§ **Your task**
Copy every line from the records below that holds the word "Consumer".

[Extracted data entries]

· · ·

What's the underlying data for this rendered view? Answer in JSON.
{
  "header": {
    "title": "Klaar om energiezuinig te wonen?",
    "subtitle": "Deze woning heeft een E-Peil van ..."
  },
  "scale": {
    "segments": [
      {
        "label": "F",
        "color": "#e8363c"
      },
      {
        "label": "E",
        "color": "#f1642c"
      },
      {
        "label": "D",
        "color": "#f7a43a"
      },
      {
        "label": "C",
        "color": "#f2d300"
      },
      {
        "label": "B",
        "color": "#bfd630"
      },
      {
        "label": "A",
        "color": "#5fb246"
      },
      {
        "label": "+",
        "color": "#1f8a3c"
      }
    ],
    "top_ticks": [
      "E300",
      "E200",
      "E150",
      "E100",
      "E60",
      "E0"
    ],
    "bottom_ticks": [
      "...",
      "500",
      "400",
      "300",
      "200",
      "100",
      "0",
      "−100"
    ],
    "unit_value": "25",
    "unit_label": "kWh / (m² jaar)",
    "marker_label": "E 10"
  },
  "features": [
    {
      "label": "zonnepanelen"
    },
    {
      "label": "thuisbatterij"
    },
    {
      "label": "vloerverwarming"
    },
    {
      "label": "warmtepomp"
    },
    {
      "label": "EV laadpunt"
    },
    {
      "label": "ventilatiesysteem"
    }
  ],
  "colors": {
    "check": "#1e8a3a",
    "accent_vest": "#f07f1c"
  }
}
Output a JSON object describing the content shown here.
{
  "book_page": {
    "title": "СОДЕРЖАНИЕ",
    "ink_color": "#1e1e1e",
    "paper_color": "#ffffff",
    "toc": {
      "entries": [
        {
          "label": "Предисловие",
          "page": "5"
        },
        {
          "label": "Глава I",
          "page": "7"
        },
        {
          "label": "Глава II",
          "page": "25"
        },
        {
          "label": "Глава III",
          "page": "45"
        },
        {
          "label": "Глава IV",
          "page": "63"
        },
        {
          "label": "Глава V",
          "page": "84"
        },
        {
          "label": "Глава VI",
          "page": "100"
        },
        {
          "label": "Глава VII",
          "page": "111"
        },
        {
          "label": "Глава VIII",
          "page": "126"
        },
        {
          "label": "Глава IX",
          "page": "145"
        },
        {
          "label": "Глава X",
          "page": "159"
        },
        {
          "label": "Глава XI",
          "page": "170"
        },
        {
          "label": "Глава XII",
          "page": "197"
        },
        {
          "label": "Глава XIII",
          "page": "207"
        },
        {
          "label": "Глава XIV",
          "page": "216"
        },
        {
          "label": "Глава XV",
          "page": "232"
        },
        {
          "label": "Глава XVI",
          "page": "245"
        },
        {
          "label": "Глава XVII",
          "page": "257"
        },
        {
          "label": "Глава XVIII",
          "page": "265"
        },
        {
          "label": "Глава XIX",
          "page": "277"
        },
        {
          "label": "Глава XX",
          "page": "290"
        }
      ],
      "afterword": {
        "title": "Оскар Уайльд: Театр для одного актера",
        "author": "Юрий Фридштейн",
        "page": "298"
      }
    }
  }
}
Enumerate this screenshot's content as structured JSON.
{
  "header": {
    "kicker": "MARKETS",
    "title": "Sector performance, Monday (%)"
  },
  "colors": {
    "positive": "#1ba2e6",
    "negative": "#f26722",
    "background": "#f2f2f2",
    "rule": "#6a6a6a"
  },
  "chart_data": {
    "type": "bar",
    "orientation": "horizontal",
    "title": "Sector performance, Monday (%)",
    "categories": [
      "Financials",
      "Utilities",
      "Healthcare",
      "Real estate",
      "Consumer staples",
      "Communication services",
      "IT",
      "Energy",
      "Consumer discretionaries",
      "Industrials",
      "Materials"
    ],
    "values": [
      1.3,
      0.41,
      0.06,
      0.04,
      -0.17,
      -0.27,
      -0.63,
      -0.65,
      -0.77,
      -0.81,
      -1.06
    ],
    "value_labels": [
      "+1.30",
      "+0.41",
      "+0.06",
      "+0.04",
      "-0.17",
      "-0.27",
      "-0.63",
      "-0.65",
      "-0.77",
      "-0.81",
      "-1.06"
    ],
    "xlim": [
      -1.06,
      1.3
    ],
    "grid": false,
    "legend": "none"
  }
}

· · ·

§ **Result for this task**
      "Consumer staples",
      "Consumer discretionaries",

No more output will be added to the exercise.